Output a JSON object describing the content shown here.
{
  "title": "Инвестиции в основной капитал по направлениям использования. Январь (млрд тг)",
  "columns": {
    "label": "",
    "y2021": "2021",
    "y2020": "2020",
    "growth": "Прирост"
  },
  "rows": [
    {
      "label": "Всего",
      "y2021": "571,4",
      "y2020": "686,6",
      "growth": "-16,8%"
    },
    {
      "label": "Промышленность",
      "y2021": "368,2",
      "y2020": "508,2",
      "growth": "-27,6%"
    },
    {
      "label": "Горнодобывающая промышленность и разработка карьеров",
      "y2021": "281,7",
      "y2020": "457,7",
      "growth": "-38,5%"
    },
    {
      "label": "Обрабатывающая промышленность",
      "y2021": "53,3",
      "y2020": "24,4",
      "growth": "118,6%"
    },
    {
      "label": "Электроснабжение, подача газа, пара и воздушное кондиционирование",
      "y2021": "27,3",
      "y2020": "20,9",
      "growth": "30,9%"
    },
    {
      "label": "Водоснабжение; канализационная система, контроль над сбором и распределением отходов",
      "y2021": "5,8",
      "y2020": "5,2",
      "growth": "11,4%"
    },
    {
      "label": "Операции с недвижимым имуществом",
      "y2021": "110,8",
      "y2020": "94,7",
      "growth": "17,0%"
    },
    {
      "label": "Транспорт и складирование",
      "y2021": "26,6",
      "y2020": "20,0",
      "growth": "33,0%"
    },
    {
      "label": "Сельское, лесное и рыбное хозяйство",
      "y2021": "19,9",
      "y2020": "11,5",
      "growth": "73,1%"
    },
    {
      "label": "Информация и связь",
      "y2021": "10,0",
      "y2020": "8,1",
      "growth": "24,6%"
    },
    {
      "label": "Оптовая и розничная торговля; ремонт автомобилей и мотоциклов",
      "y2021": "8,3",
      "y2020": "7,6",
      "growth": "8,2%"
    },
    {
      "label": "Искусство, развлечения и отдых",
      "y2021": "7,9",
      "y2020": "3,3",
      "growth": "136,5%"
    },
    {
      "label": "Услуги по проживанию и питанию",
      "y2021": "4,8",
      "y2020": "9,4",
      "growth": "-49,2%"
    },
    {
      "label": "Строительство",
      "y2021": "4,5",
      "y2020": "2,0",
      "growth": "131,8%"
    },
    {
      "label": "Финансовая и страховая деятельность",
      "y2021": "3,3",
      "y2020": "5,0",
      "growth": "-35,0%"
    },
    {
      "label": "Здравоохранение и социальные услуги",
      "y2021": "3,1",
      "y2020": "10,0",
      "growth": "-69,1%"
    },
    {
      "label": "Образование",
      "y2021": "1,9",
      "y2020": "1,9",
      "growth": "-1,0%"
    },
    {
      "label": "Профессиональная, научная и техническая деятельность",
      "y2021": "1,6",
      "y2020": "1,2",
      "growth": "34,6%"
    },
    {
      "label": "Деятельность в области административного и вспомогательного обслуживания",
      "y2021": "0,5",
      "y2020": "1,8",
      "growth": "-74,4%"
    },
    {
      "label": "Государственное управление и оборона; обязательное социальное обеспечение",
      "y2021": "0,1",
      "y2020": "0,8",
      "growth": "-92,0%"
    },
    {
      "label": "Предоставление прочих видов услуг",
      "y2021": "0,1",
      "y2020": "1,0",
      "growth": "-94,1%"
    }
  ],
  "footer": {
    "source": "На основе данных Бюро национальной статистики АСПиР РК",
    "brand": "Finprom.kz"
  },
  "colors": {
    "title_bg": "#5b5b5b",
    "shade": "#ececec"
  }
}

★ ★ ★ ★ ★ ★ ★

## Exercise aim
Reproduce the whole listing word for word.

## Response
Output a JSON object describing the content shown here.
{
  "title": "Инвестиции в основной капитал по направлениям использования. Январь (млрд тг)",
  "columns": {
    "label": "",
    "y2021": "2021",
    "y2020": "2020",
    "growth": "Прирост"
  },
  "rows": [
    {
      "label": "Всего",
      "y2021": "571,4",
      "y2020": "686,6",
      "growth": "-16,8%"
    },
    {
      "label": "Промышленность",
      "y2021": "368,2",
      "y2020": "508,2",
      "growth": "-27,6%"
    },
    {
      "label": "Горнодобывающая промышленность и разработка карьеров",
      "y2021": "281,7",
      "y2020": "457,7",
      "growth": "-38,5%"
    },
    {
      "label": "Обрабатывающая промышленность",
      "y2021": "53,3",
      "y2020": "24,4",
      "growth": "118,6%"
    },
    {
      "label": "Электроснабжение, подача газа, пара и воздушное кондиционирование",
      "y2021": "27,3",
      "y2020": "20,9",
      "growth": "30,9%"
    },
    {
      "label": "Водоснабжение; канализационная система, контроль над сбором и распределением отходов",
      "y2021": "5,8",
      "y2020": "5,2",
      "growth": "11,4%"
    },
    {
      "label": "Операции с недвижимым имуществом",
      "y2021": "110,8",
      "y2020": "94,7",
      "growth": "17,0%"
    },
    {
      "label": "Транспорт и складирование",
      "y2021": "26,6",
      "y2020": "20,0",
      "growth": "33,0%"
    },
    {
      "label": "Сельское, лесное и рыбное хозяйство",
      "y2021": "19,9",
      "y2020": "11,5",
      "growth": "73,1%"
    },
    {
      "label": "Информация и связь",
      "y2021": "10,0",
      "y2020": "8,1",
      "growth": "24,6%"
    },
    {
      "label": "Оптовая и розничная торговля; ремонт автомобилей и мотоциклов",
      "y2021": "8,3",
      "y2020": "7,6",
      "growth": "8,2%"
    },
    {
      "label": "Искусство, развлечения и отдых",
      "y2021": "7,9",
      "y2020": "3,3",
      "growth": "136,5%"
    },
    {
      "label": "Услуги по проживанию и питанию",
      "y2021": "4,8",
      "y2020": "9,4",
      "growth": "-49,2%"
    },
    {
      "label": "Строительство",
      "y2021": "4,5",
      "y2020": "2,0",
      "growth": "131,8%"
    },
    {
      "label": "Финансовая и страховая деятельность",
      "y2021": "3,3",
      "y2020": "5,0",
      "growth": "-35,0%"
    },
    {
      "label": "Здравоохранение и социальные услуги",
      "y2021": "3,1",
      "y2020": "10,0",
      "growth": "-69,1%"
    },
    {
      "label": "Образование",
      "y2021": "1,9",
      "y2020": "1,9",
      "growth": "-1,0%"
    },
    {
      "label": "Профессиональная, научная и техническая деятельность",
      "y2021": "1,6",
      "y2020": "1,2",
      "growth": "34,6%"
    },
    {
      "label": "Деятельность в области административного и вспомогательного обслуживания",
      "y2021": "0,5",
      "y2020": "1,8",
      "growth": "-74,4%"
    },
    {
      "label": "Государственное управление и оборона; обязательное социальное обеспечение",
      "y2021": "0,1",
      "y2020": "0,8",
      "growth": "-92,0%"
    },
    {
      "label": "Предоставление прочих видов услуг",
      "y2021": "0,1",
      "y2020": "1,0",
      "growth": "-94,1%"
    }
  ],
  "footer": {
    "source": "На основе данных Бюро национальной статистики АСПиР РК",
    "brand": "Finprom.kz"
  },
  "colors": {
    "title_bg": "#5b5b5b",
    "shade": "#ececec"
  }
}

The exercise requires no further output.